— START DATA EXCERPTS —

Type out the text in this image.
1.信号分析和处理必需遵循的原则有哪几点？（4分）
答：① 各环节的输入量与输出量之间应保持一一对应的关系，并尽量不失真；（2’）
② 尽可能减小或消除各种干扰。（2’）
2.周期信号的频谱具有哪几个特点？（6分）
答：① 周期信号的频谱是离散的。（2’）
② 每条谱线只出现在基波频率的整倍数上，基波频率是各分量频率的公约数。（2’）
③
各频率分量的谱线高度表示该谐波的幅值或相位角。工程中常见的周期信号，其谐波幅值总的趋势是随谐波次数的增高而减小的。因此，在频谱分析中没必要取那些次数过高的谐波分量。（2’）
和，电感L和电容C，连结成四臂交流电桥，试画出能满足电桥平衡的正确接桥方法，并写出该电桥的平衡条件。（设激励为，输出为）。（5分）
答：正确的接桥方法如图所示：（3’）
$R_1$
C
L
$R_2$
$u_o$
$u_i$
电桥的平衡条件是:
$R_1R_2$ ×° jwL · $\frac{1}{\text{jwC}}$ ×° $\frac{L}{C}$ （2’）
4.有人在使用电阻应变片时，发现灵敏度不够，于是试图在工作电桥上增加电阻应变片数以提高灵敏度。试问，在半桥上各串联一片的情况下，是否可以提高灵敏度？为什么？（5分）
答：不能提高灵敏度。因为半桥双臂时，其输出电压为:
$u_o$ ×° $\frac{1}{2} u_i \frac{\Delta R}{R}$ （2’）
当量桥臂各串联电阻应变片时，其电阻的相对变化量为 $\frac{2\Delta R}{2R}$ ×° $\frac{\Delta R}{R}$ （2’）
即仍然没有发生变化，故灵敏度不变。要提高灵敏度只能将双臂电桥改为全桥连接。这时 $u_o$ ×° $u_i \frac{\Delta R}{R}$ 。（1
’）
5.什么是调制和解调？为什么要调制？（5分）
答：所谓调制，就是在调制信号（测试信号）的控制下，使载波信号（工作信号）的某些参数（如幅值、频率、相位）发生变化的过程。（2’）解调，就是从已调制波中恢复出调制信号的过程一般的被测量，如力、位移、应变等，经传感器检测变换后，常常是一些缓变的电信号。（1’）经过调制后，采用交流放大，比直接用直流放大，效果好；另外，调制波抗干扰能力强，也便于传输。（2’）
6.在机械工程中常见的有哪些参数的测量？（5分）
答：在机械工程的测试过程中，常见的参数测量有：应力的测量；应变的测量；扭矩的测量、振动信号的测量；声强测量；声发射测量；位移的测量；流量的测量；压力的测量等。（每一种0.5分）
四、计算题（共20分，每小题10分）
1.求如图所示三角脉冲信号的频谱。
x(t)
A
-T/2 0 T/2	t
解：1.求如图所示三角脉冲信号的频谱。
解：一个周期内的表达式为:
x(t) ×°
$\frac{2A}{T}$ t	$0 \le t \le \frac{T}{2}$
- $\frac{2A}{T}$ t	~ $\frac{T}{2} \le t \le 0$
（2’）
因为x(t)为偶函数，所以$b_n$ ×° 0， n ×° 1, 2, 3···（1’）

— END DATA EXCERPTS —

EXERCISE DIRECTIONS: Using the listing above, return all lines where the word "求如图所示三角脉冲信号的频谱" occurs.

FINISHED TASK:
1.求如图所示三角脉冲信号的频谱。
解：1.求如图所示三角脉冲信号的频谱。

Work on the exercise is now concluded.